→ **DIRECTION**
Quote the listing below in full and exactly as written, but omit every picture.
----
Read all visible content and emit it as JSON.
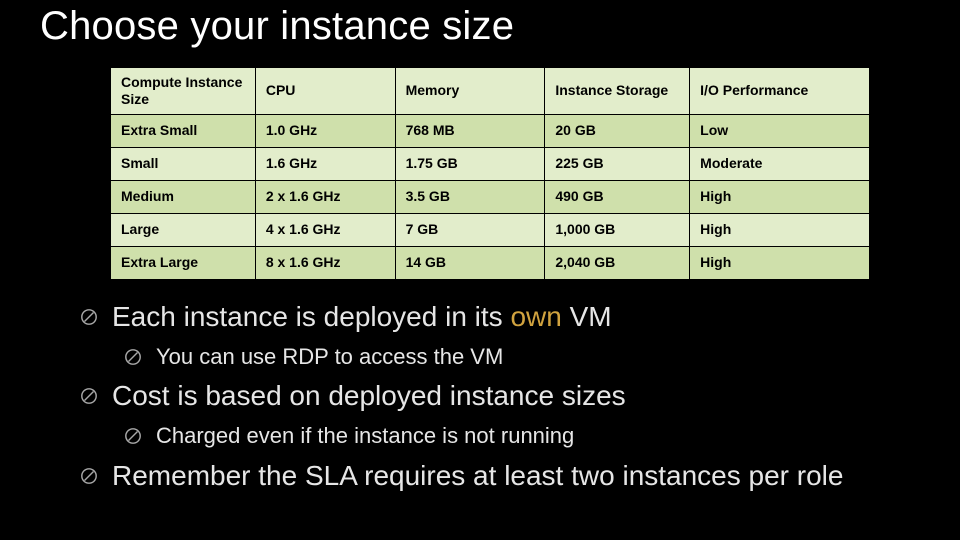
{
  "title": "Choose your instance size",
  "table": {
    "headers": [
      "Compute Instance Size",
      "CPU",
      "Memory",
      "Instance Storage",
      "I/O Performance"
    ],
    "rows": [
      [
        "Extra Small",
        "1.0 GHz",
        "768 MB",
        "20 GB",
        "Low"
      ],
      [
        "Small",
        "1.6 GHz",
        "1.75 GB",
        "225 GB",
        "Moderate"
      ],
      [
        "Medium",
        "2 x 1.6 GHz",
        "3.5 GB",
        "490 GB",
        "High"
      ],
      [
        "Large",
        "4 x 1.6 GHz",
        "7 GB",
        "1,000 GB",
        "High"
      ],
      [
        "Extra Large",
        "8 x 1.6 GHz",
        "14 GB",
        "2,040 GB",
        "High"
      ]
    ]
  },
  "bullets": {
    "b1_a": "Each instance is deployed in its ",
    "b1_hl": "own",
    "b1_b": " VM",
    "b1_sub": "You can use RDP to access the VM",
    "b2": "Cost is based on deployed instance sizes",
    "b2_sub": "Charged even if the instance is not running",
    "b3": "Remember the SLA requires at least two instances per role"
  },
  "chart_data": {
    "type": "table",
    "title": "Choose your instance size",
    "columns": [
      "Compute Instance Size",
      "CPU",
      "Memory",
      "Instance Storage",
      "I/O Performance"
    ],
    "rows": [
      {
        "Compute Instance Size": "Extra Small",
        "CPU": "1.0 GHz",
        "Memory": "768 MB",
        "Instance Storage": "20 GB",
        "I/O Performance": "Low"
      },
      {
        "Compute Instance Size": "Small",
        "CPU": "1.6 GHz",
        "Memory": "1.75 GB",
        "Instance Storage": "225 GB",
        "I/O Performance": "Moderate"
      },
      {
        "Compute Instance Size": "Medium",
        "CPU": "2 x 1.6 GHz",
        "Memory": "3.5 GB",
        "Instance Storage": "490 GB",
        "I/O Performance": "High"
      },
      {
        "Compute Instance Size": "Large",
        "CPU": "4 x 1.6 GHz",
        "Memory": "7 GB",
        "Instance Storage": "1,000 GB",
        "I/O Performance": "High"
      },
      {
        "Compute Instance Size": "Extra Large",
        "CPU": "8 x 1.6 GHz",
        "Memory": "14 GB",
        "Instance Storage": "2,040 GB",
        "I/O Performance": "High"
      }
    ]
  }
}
----
→ **PROBLEM SOLUTION**
Read all visible content and emit it as JSON.
{
  "title": "Choose your instance size",
  "table": {
    "headers": [
      "Compute Instance Size",
      "CPU",
      "Memory",
      "Instance Storage",
      "I/O Performance"
    ],
    "rows": [
      [
        "Extra Small",
        "1.0 GHz",
        "768 MB",
        "20 GB",
        "Low"
      ],
      [
        "Small",
        "1.6 GHz",
        "1.75 GB",
        "225 GB",
        "Moderate"
      ],
      [
        "Medium",
        "2 x 1.6 GHz",
        "3.5 GB",
        "490 GB",
        "High"
      ],
      [
        "Large",
        "4 x 1.6 GHz",
        "7 GB",
        "1,000 GB",
        "High"
      ],
      [
        "Extra Large",
        "8 x 1.6 GHz",
        "14 GB",
        "2,040 GB",
        "High"
      ]
    ]
  },
  "bullets": {
    "b1_a": "Each instance is deployed in its ",
    "b1_hl": "own",
    "b1_b": " VM",
    "b1_sub": "You can use RDP to access the VM",
    "b2": "Cost is based on deployed instance sizes",
    "b2_sub": "Charged even if the instance is not running",
    "b3": "Remember the SLA requires at least two instances per role"
  },
  "chart_data": {
    "type": "table",
    "title": "Choose your instance size",
    "columns": [
      "Compute Instance Size",
      "CPU",
      "Memory",
      "Instance Storage",
      "I/O Performance"
    ],
    "rows": [
      {
        "Compute Instance Size": "Extra Small",
        "CPU": "1.0 GHz",
        "Memory": "768 MB",
        "Instance Storage": "20 GB",
        "I/O Performance": "Low"
      },
      {
        "Compute Instance Size": "Small",
        "CPU": "1.6 GHz",
        "Memory": "1.75 GB",
        "Instance Storage": "225 GB",
        "I/O Performance": "Moderate"
      },
      {
        "Compute Instance Size": "Medium",
        "CPU": "2 x 1.6 GHz",
        "Memory": "3.5 GB",
        "Instance Storage": "490 GB",
        "I/O Performance": "High"
      },
      {
        "Compute Instance Size": "Large",
        "CPU": "4 x 1.6 GHz",
        "Memory": "7 GB",
        "Instance Storage": "1,000 GB",
        "I/O Performance": "High"
      },
      {
        "Compute Instance Size": "Extra Large",
        "CPU": "8 x 1.6 GHz",
        "Memory": "14 GB",
        "Instance Storage": "2,040 GB",
        "I/O Performance": "High"
      }
    ]
  }
}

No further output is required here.